◆ What is asked ◆
Please turn the part of the material below that opens with the line containing "Identify all the" and closes with the line containing "intro-instructions: Pour accéder" into a numbered list, with blank lines dropped and the pictures left out. Convert only those lines.
— Begin Recorded data —
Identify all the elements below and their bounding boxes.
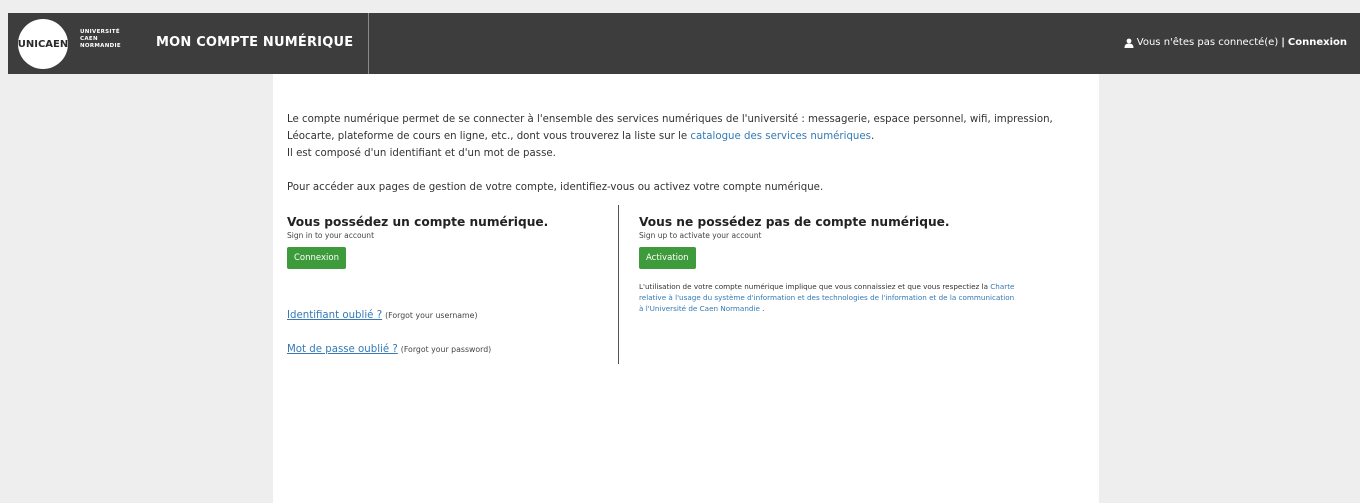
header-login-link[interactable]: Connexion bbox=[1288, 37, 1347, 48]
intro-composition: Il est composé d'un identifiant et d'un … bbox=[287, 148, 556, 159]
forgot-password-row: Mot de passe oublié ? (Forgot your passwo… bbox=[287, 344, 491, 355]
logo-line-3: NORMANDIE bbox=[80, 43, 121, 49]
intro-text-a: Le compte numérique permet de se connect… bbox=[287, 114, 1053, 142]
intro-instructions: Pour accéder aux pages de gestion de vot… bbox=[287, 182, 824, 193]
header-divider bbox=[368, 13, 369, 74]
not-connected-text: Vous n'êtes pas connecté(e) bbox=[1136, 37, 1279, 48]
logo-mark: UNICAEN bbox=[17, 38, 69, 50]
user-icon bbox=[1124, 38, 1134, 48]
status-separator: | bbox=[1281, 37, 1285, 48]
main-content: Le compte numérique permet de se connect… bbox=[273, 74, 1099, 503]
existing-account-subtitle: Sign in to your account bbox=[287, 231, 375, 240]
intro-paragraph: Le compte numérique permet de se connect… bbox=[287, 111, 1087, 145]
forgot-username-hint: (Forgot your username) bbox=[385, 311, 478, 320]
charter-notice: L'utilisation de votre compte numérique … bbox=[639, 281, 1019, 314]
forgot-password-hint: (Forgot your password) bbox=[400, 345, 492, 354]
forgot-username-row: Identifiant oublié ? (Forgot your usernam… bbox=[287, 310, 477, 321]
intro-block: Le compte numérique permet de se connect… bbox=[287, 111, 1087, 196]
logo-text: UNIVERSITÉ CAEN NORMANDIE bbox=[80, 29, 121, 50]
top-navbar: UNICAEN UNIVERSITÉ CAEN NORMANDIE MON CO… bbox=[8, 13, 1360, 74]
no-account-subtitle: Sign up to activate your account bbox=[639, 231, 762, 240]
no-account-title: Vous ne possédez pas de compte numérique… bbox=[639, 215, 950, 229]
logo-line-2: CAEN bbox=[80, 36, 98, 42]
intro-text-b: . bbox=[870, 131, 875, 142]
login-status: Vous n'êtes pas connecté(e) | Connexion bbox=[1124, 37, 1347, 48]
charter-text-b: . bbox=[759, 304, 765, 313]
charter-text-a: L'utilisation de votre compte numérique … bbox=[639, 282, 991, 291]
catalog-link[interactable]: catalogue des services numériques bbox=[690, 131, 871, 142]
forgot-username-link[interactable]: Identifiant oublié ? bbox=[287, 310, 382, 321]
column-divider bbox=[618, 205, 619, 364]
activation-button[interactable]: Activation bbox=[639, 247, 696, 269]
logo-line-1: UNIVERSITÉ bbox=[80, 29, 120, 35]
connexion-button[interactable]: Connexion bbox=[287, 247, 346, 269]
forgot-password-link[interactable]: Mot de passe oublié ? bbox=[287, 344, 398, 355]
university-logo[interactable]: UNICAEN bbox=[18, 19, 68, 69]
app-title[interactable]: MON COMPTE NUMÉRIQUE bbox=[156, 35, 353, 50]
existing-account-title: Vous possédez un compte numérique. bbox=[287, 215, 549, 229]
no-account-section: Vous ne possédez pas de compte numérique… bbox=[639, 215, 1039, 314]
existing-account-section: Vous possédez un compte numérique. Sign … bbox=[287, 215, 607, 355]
— End Recorded data —
— Begin Recorded data —
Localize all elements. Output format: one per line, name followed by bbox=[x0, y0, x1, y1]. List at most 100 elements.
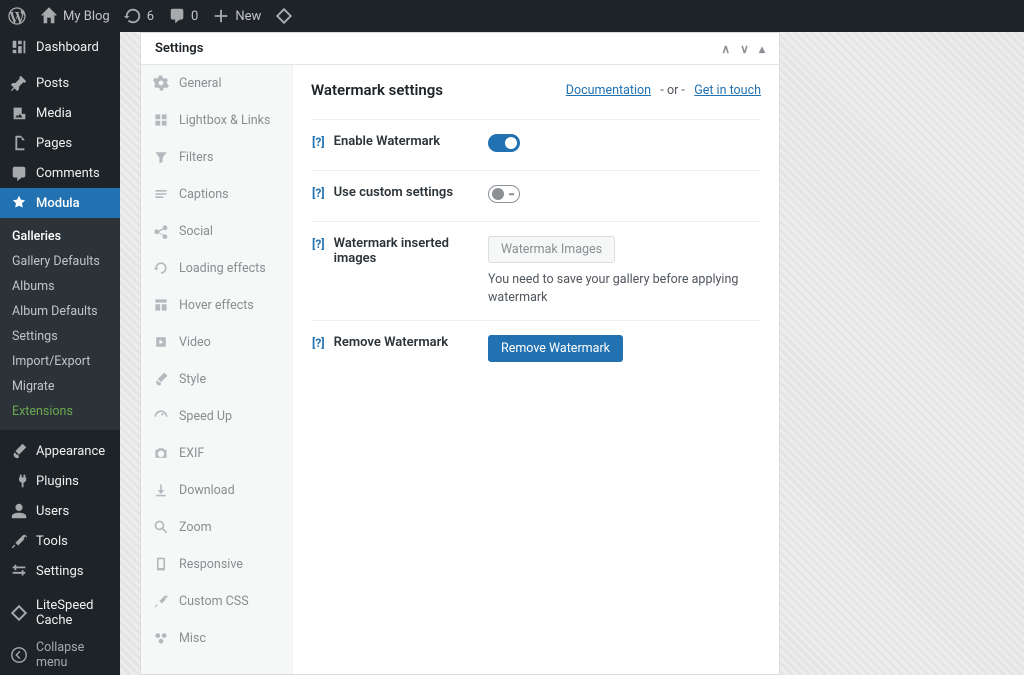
— End Recorded data —
◆ Problem solution ◆
1. Identify all the elements below and their bounding boxes.
2. header-login-link[interactable]: Connexion bbox=[1288, 37, 1347, 48]
3. intro-composition: Il est composé d'un identifiant et d'un … bbox=[287, 148, 556, 159]
4. forgot-password-row: Mot de passe oublié ? (Forgot your passwo… bbox=[287, 344, 491, 355]
5. logo-line-3: NORMANDIE bbox=[80, 43, 121, 49]
6. intro-text-a: Le compte numérique permet de se connect… bbox=[287, 114, 1053, 142]
7. intro-instructions: Pour accéder aux pages de gestion de vot… bbox=[287, 182, 824, 193]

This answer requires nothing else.